Stated problem: Copy out the data verbatim, starting at the line that contains "datetime-label: Mon 15" and ending at the line that contains "dashboard-frame: Mon 15", with both of those lines included.

[Records from a collection]
────

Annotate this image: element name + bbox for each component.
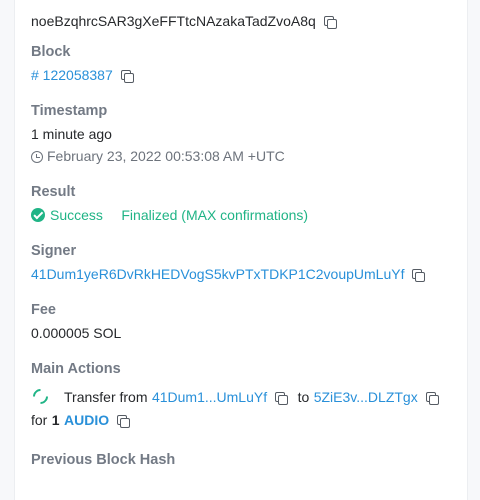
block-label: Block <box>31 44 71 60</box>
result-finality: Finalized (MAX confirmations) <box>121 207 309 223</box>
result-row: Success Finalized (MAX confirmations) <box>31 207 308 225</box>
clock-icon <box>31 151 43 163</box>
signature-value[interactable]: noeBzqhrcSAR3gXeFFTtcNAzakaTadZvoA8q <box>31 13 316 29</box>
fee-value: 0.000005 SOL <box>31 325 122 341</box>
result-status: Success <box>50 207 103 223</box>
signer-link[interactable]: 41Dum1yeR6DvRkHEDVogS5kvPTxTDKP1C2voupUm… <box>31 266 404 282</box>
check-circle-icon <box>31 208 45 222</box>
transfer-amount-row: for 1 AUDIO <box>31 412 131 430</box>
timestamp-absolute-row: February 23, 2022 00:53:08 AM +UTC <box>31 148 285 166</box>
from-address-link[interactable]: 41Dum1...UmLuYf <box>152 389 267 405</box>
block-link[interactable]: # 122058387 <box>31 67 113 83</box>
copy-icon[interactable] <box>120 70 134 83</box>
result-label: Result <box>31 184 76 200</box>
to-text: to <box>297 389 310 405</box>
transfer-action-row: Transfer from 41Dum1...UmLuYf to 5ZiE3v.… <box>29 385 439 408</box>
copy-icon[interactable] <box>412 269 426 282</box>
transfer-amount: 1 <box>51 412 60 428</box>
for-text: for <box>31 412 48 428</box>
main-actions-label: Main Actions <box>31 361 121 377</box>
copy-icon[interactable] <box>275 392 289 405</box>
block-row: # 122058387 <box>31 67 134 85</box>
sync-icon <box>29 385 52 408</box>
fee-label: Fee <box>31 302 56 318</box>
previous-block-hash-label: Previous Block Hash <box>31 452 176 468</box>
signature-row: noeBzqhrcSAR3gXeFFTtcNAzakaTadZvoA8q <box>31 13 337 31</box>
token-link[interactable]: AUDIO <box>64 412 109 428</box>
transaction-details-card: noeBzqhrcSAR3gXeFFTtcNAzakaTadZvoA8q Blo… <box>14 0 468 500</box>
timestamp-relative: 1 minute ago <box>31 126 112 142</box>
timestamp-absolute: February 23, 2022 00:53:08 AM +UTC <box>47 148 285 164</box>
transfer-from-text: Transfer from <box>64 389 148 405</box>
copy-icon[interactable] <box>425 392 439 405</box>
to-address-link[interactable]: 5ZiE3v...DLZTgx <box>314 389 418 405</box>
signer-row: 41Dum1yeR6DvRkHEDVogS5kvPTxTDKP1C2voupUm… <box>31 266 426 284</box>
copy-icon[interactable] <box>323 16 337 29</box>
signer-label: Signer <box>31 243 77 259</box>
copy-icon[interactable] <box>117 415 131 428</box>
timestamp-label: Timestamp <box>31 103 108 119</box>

────

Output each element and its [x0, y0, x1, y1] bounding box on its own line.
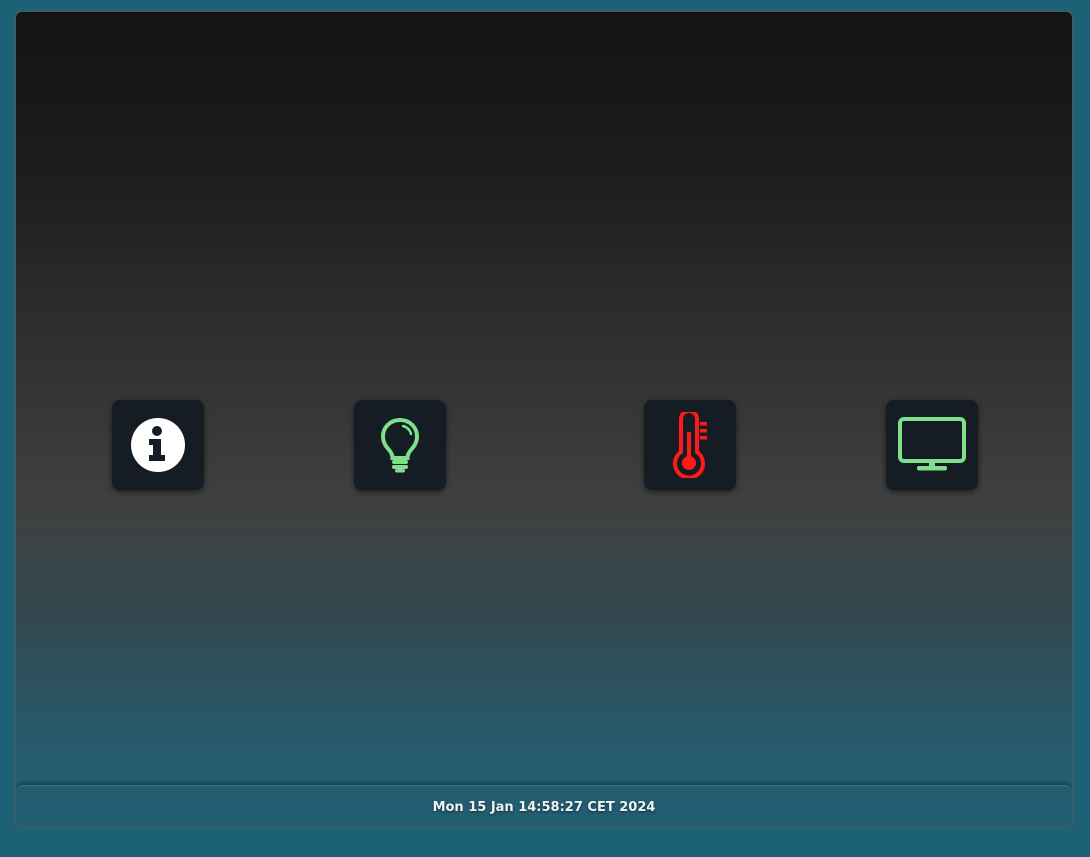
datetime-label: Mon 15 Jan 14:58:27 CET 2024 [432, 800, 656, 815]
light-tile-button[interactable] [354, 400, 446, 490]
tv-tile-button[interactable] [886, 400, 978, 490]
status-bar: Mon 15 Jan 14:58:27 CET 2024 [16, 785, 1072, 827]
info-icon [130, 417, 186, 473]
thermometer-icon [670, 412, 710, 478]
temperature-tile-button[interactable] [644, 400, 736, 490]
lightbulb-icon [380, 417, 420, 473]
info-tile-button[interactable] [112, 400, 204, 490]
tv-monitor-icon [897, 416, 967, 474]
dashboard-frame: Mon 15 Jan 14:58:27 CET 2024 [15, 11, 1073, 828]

────

Response to the task:
datetime-label: Mon 15 Jan 14:58:27 CET 2024 [432, 800, 656, 815]
light-tile-button[interactable] [354, 400, 446, 490]
tv-tile-button[interactable] [886, 400, 978, 490]
status-bar: Mon 15 Jan 14:58:27 CET 2024 [16, 785, 1072, 827]
info-icon [130, 417, 186, 473]
thermometer-icon [670, 412, 710, 478]
temperature-tile-button[interactable] [644, 400, 736, 490]
lightbulb-icon [380, 417, 420, 473]
info-tile-button[interactable] [112, 400, 204, 490]
tv-monitor-icon [897, 416, 967, 474]
dashboard-frame: Mon 15 Jan 14:58:27 CET 2024 [15, 11, 1073, 828]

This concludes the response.